_Task requirements_
Emit the data below verbatim, stripping out any pictures.

Raw data start

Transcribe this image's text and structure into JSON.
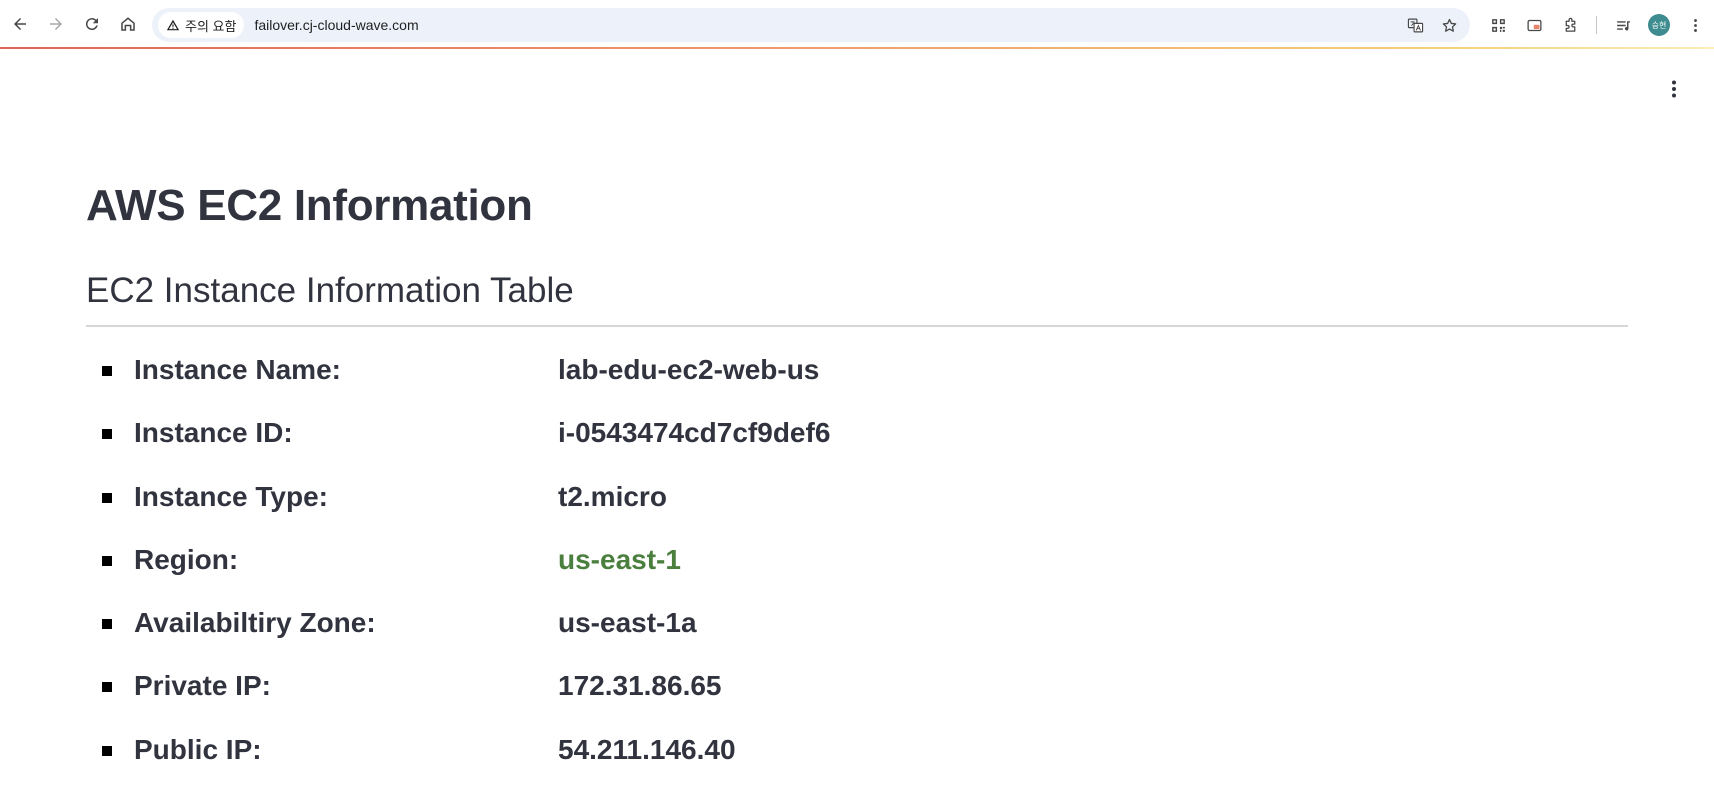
{
  "browser": {
    "security_chip": "주의 요함",
    "url": "failover.cj-cloud-wave.com",
    "profile_initials": "승현"
  },
  "icons": {
    "back": "arrow-left-icon",
    "forward": "arrow-right-icon",
    "reload": "reload-icon",
    "home": "home-icon",
    "warning": "warning-triangle-icon",
    "translate": "translate-icon",
    "bookmark": "star-icon",
    "qr": "qr-code-icon",
    "cast": "cast-icon",
    "extensions": "puzzle-icon",
    "media": "media-controls-icon",
    "menu": "kebab-menu-icon"
  },
  "page": {
    "title": "AWS EC2 Information",
    "section_title": "EC2 Instance Information Table",
    "rows": [
      {
        "label": "Instance Name:",
        "value": "lab-edu-ec2-web-us"
      },
      {
        "label": "Instance ID:",
        "value": "i-0543474cd7cf9def6"
      },
      {
        "label": "Instance Type:",
        "value": "t2.micro"
      },
      {
        "label": "Region:",
        "value": "us-east-1",
        "color": "#4a7f3e"
      },
      {
        "label": "Availabiltiry Zone:",
        "value": "us-east-1a"
      },
      {
        "label": "Private IP:",
        "value": "172.31.86.65"
      },
      {
        "label": "Public IP:",
        "value": "54.211.146.40"
      }
    ]
  },
  "colors": {
    "text": "#31333f",
    "region_value": "#4a7f3e",
    "omnibox_bg": "#edf2fa"
  }
}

Raw data end

_Output for this exercise_
Transcribe this image's text and structure into JSON.
{
  "browser": {
    "security_chip": "주의 요함",
    "url": "failover.cj-cloud-wave.com",
    "profile_initials": "승현"
  },
  "icons": {
    "back": "arrow-left-icon",
    "forward": "arrow-right-icon",
    "reload": "reload-icon",
    "home": "home-icon",
    "warning": "warning-triangle-icon",
    "translate": "translate-icon",
    "bookmark": "star-icon",
    "qr": "qr-code-icon",
    "cast": "cast-icon",
    "extensions": "puzzle-icon",
    "media": "media-controls-icon",
    "menu": "kebab-menu-icon"
  },
  "page": {
    "title": "AWS EC2 Information",
    "section_title": "EC2 Instance Information Table",
    "rows": [
      {
        "label": "Instance Name:",
        "value": "lab-edu-ec2-web-us"
      },
      {
        "label": "Instance ID:",
        "value": "i-0543474cd7cf9def6"
      },
      {
        "label": "Instance Type:",
        "value": "t2.micro"
      },
      {
        "label": "Region:",
        "value": "us-east-1",
        "color": "#4a7f3e"
      },
      {
        "label": "Availabiltiry Zone:",
        "value": "us-east-1a"
      },
      {
        "label": "Private IP:",
        "value": "172.31.86.65"
      },
      {
        "label": "Public IP:",
        "value": "54.211.146.40"
      }
    ]
  },
  "colors": {
    "text": "#31333f",
    "region_value": "#4a7f3e",
    "omnibox_bg": "#edf2fa"
  }
}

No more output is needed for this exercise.